▶ _TASK DATA_

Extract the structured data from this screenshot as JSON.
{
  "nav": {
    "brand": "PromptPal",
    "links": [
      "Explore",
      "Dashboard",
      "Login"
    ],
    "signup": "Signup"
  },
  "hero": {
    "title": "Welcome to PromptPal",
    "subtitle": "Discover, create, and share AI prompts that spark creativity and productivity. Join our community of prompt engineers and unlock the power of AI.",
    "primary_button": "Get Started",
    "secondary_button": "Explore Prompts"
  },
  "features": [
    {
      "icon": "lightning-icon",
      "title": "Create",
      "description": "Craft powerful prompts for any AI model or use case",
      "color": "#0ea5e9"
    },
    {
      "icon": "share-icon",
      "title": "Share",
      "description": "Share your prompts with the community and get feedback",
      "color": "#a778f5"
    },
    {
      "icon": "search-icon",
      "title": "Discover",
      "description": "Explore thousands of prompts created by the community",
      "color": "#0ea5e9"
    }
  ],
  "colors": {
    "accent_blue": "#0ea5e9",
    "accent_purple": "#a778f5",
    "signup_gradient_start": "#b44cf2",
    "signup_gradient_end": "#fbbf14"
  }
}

▶ _GIVEN REQUEST_
Take every line above carrying "community" and return it.

▶ _EXERCISE RESPONSE_
    "subtitle": "Discover, create, and share AI prompts that spark creativity and productivity. Join our community of prompt engineers and unlock the power of AI.",
      "description": "Share your prompts with the community and get feedback",
      "description": "Explore thousands of prompts created by the community",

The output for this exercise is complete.